◆ PROBLEM TO SOLVE:
Look through the material below. Copy each line that contains the string "青春开场".

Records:
## START
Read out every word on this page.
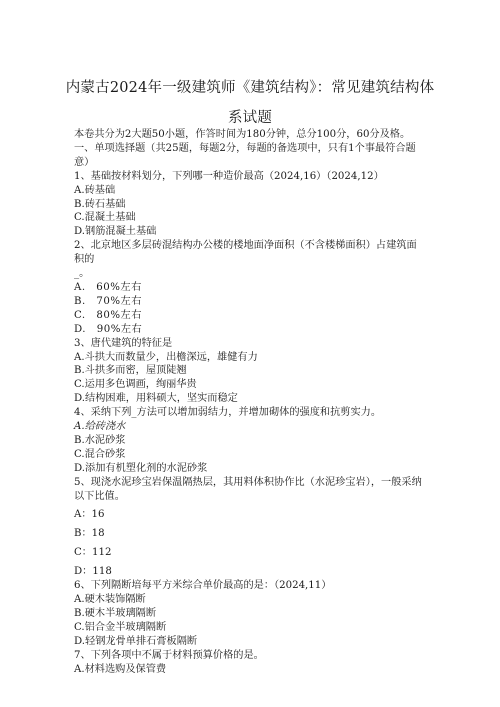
内蒙古2024年一级建筑师《建筑结构》：常见建筑结构体
系试题
本卷共分为2大题50小题，作答时间为180分钟，总分100分，60分及格。
一、单项选择题（共25题，每题2分，每题的备选项中，只有1个事最符合题意）
1、基础按材料划分，下列哪一种造价最高（2024,16）（2024,12）
A.砖基础
B.砖石基础
C.混凝土基础
D.钢筋混凝土基础
2、北京地区多层砖混结构办公楼的楼地面净面积（不含楼梯面积）占建筑面积的
_。
A.　60%左右
B.　70%左右
C.　80%左右
D.　90%左右
3、唐代建筑的特征是
A.斗拱大而数量少，出檐深远，雄健有力
B.斗拱多而密，屋顶陡翘
C.运用多色调画，绚丽华贵
D.结构困难，用料硕大，坚实而稳定
4、采纳下列_方法可以增加弱结力，并增加砌体的强度和抗剪实力。
A.给砖浇水
B.水泥砂浆
C.混合砂浆
D.添加有机塑化剂的水泥砂浆
5、现浇水泥珍宝岩保温隔热层，其用料体积协作比（水泥珍宝岩），一般采纳以下比值。
A：16
B：18
C：112
D：118
6、下列隔断培每平方米综合单价最高的是：（2024,11）
A.硬木装饰隔断
B.硬木半玻璃隔断
C.铝合金半玻璃隔断
D.轻钢龙骨单排石膏板隔断
7、下列各项中不属于材料预算价格的是。
A.材料选购及保管费
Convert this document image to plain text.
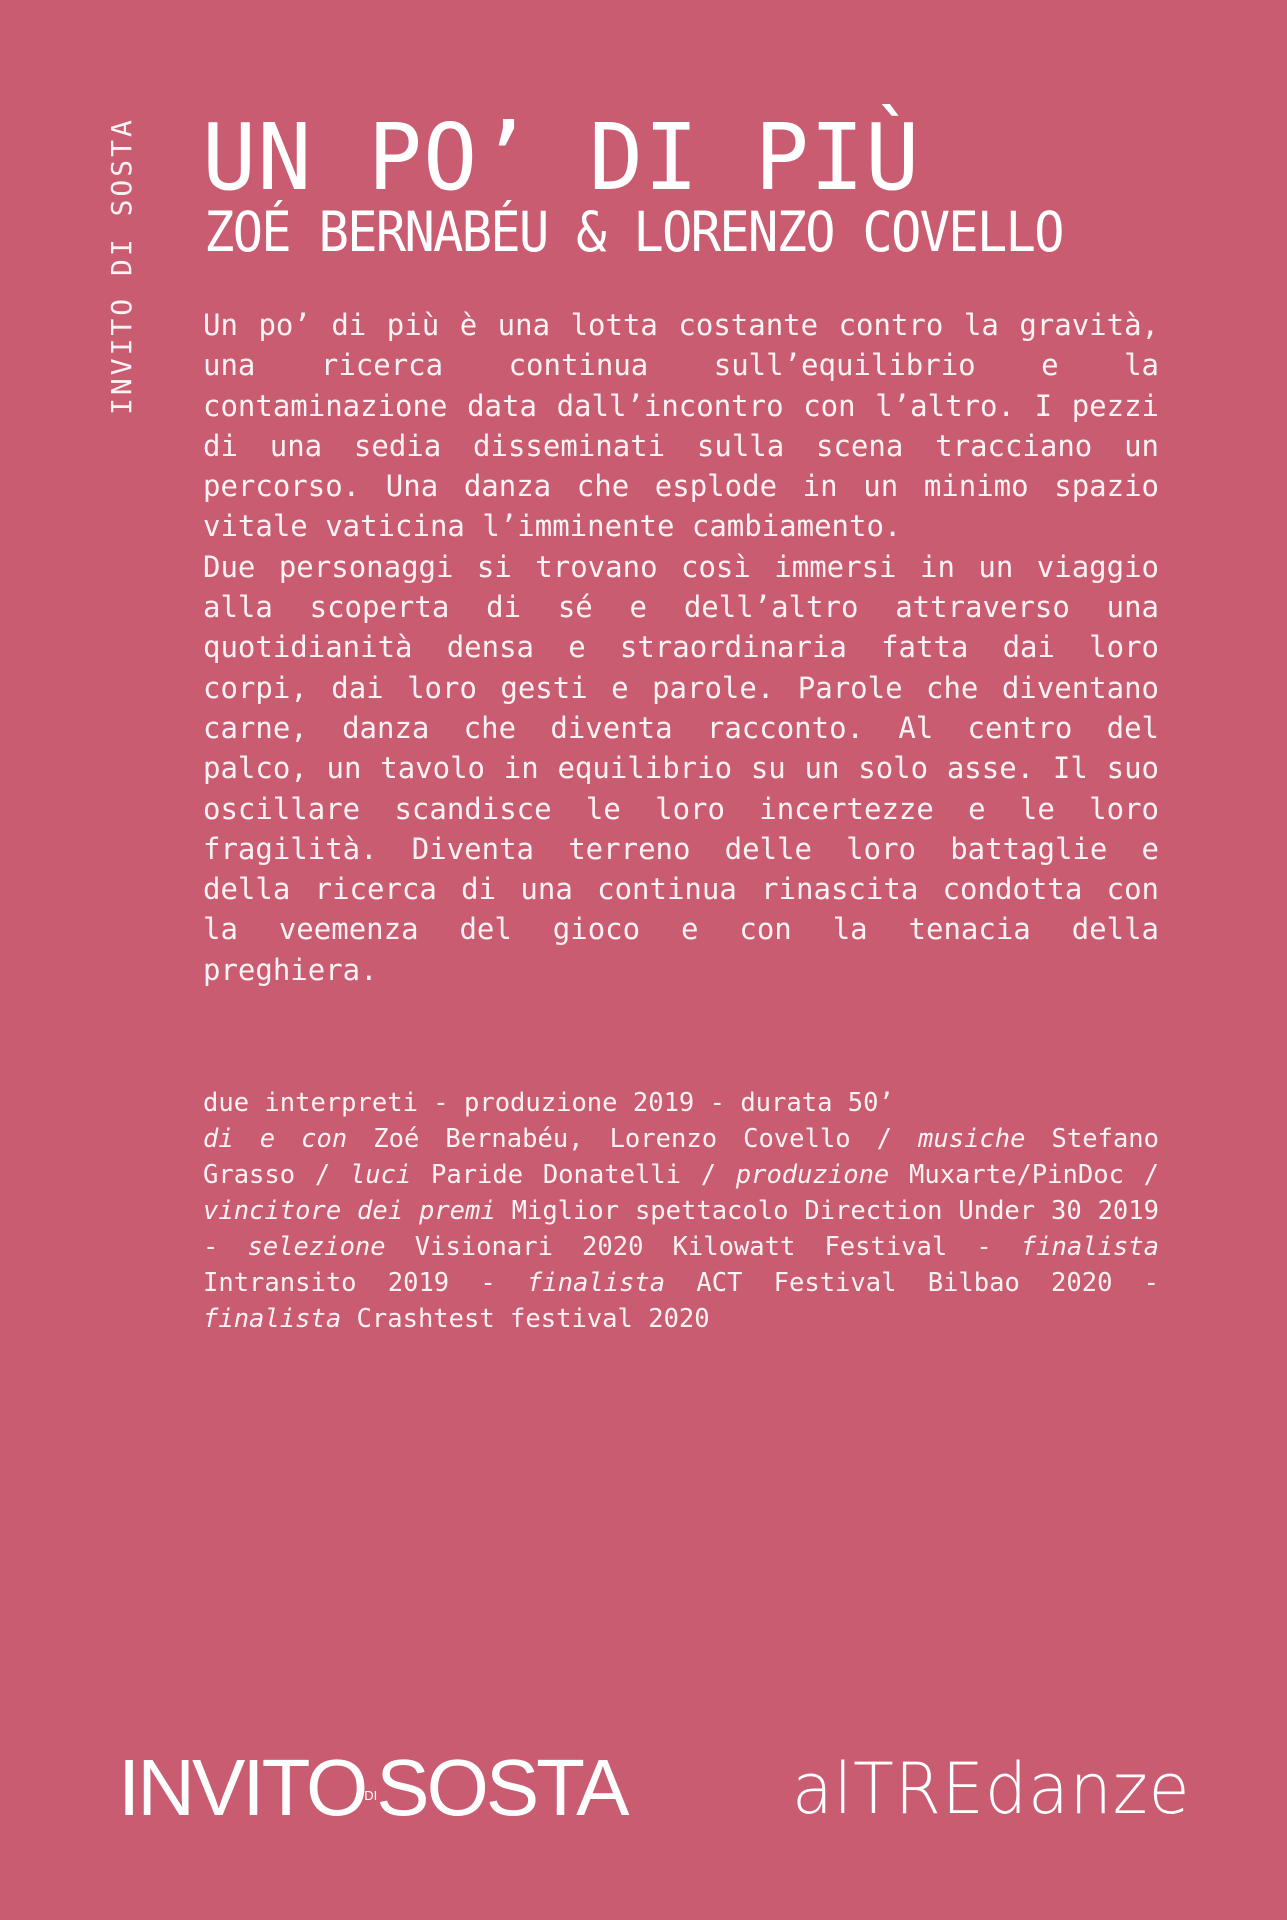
INVITO DI SOSTA UN PO’ DI PIÙ
ZOÉ BERNABÉU & LORENZO COVELLO

Un po’ di più è una lotta costante contro la gravità, una ricerca continua sull’equilibrio e la contaminazione data dall’incontro con l’altro. I pezzi di una sedia disseminati sulla scena tracciano un percorso. Una danza che esplode in un minimo spazio vitale vaticina l’imminente cambiamento.

Due personaggi si trovano così immersi in un viaggio alla scoperta di sé e dell’altro attraverso una quotidianità densa e straordinaria fatta dai loro corpi, dai loro gesti e parole. Parole che diventano carne, danza che diventa racconto. Al centro del palco, un tavolo in equilibrio su un solo asse. Il suo oscillare scandisce le loro incertezze e le loro fragilità. Diventa terreno delle loro battaglie e della ricerca di una continua rinascita condotta con la veemenza del gioco e con la tenacia della preghiera.

due interpreti - produzione 2019 - durata 50’

di e con Zoé Bernabéu, Lorenzo Covello / musiche Stefano Grasso / luci Paride Donatelli / produzione Muxarte/PinDoc / vincitore dei premi Miglior spettacolo Direction Under 30 2019 - selezione Visionari 2020 Kilowatt Festival - finalista Intransito 2019 - finalista ACT Festival Bilbao 2020 - finalista Crashtest festival 2020

INVITO DI SOSTA alTREdanze
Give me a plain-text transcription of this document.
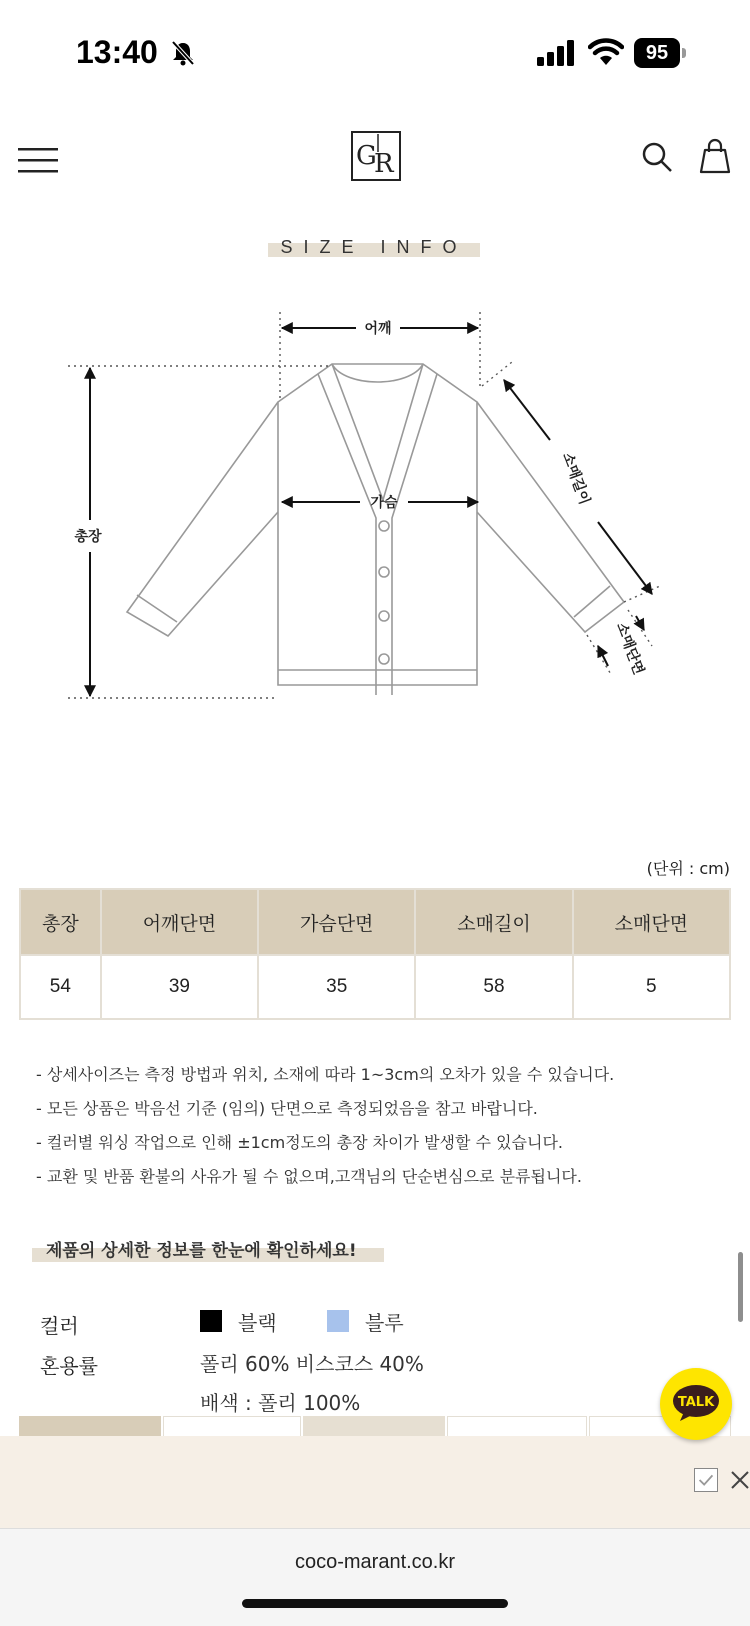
13:40	95
G
R
SIZE INFO
어깨
가슴
총장
소매길이
소매단면
(단위 : cm)
총장	어깨단면	가슴단면	소매길이	소매단면
54	39	35	58	5
- 상세사이즈는 측정 방법과 위치, 소재에 따라 1~3cm의 오차가 있을 수 있습니다.
- 모든 상품은 박음선 기준 (임의) 단면으로 측정되었음을 참고 바랍니다.
- 컬러별 워싱 작업으로 인해 ±1cm정도의 총장 차이가 발생할 수 있습니다.
- 교환 및 반품 환불의 사유가 될 수 없으며,고객님의 단순변심으로 분류됩니다.
제품의 상세한 정보를 한눈에 확인하세요!
컬러	블랙	블루
혼용률	폴리 60% 비스코스 40%
배색 : 폴리 100%	TALK
coco-marant.co.kr
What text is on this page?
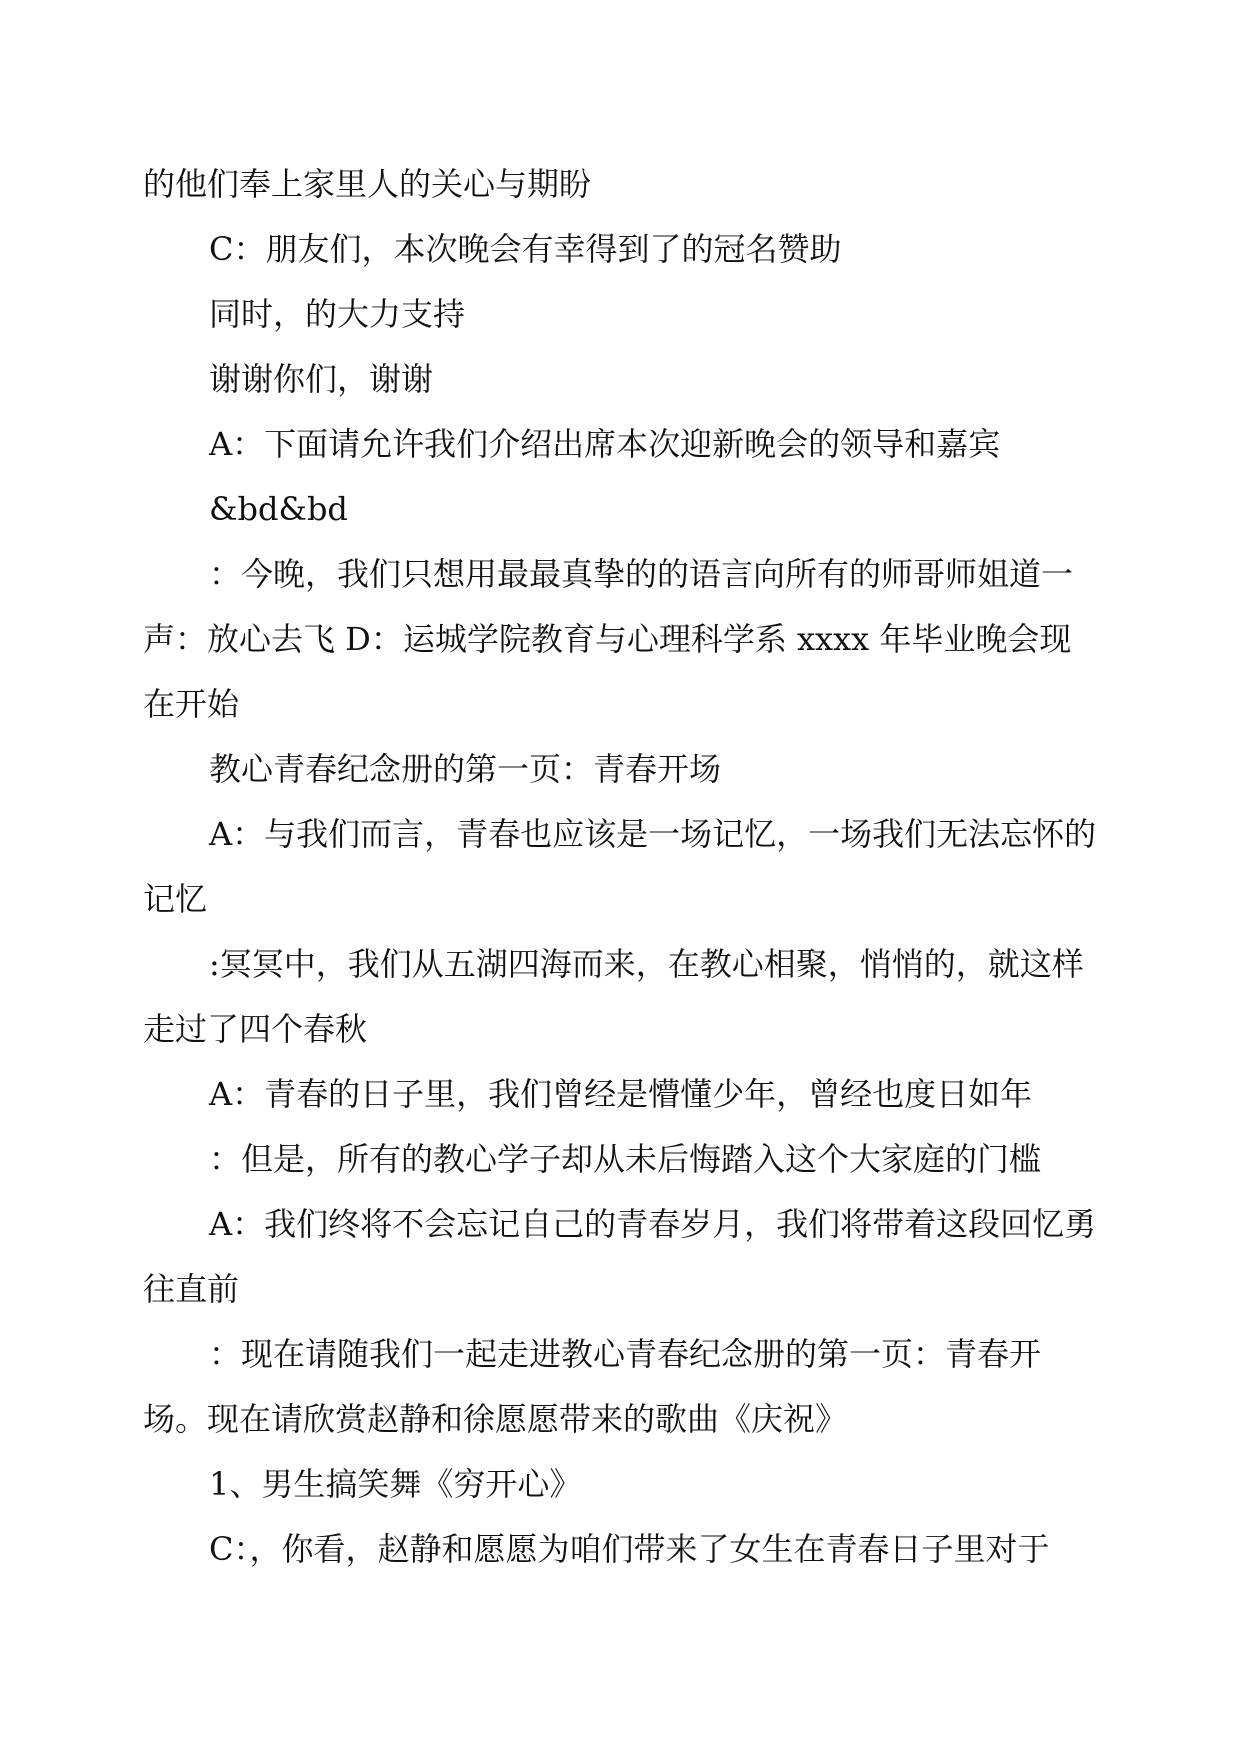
的他们奉上家里人的关心与期盼

C：朋友们，本次晚会有幸得到了的冠名赞助

同时，的大力支持

谢谢你们，谢谢

A：下面请允许我们介绍出席本次迎新晚会的领导和嘉宾

&bd&bd

：今晚，我们只想用最最真挚的的语言向所有的师哥师姐道一声：放心去飞 D：运城学院教育与心理科学系 xxxx 年毕业晚会现在开始

教心青春纪念册的第一页：青春开场

A：与我们而言，青春也应该是一场记忆，一场我们无法忘怀的记忆

:冥冥中，我们从五湖四海而来，在教心相聚，悄悄的，就这样走过了四个春秋

A：青春的日子里，我们曾经是懵懂少年，曾经也度日如年

：但是，所有的教心学子却从未后悔踏入这个大家庭的门槛

A：我们终将不会忘记自己的青春岁月，我们将带着这段回忆勇往直前

：现在请随我们一起走进教心青春纪念册的第一页：青春开场。现在请欣赏赵静和徐愿愿带来的歌曲《庆祝》

1、男生搞笑舞《穷开心》

C：，你看，赵静和愿愿为咱们带来了女生在青春日子里对于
## END
◆ EXPECTED ANSWER:
教心青春纪念册的第一页：青春开场
：现在请随我们一起走进教心青春纪念册的第一页：青春开场。现在请欣赏赵静和徐愿愿带来的歌曲《庆祝》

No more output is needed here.